» WHAT THE TASK ASKS: Filter the records below and copy every line containing the word "particolare".

» EXERCISE DATA:

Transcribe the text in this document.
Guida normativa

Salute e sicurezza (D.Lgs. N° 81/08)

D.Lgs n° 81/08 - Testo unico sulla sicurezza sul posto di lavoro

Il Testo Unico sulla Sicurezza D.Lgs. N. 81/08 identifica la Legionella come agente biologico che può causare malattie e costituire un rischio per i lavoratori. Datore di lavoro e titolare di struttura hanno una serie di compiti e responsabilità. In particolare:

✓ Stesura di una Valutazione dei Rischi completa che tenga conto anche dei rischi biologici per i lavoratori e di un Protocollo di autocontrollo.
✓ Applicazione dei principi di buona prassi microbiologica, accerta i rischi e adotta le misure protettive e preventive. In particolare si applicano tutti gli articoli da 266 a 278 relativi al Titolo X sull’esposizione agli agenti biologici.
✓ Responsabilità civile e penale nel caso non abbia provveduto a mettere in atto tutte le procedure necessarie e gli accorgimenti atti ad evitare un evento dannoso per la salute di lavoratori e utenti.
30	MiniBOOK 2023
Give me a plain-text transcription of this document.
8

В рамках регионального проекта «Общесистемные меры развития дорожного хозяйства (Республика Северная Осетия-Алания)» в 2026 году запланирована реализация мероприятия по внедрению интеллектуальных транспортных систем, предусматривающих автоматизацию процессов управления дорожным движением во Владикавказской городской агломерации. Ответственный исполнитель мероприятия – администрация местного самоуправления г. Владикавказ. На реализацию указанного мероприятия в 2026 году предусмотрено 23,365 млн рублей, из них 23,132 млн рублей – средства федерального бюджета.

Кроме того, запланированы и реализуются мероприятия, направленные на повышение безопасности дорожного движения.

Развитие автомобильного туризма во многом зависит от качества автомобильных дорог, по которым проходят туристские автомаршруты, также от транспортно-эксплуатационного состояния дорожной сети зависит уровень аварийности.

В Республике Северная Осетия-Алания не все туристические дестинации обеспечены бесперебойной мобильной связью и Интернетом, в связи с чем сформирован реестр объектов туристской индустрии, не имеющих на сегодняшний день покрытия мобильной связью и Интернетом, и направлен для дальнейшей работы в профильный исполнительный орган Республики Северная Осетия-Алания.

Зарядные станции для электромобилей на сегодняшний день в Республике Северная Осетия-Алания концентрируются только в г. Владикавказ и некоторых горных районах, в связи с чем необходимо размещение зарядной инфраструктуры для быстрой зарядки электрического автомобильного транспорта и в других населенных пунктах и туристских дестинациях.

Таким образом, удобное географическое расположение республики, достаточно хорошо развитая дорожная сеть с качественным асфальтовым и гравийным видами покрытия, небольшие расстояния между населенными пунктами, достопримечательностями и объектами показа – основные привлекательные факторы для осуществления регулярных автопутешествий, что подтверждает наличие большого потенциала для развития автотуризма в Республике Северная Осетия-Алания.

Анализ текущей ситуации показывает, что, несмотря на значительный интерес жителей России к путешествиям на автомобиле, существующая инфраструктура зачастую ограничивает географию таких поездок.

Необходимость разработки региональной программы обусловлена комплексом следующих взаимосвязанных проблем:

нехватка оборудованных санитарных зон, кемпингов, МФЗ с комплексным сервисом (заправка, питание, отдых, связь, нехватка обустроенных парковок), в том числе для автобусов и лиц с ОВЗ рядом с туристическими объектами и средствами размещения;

» SOLUTION:
Il Testo Unico sulla Sicurezza D.Lgs. N. 81/08 identifica la Legionella come agente biologico che può causare malattie e costituire un rischio per i lavoratori. Datore di lavoro e titolare di struttura hanno una serie di compiti e responsabilità. In particolare:
✓ Applicazione dei principi di buona prassi microbiologica, accerta i rischi e adotta le misure protettive e preventive. In particolare si applicano tutti gli articoli da 266 a 278 relativi al Titolo X sull’esposizione agli agenti biologici.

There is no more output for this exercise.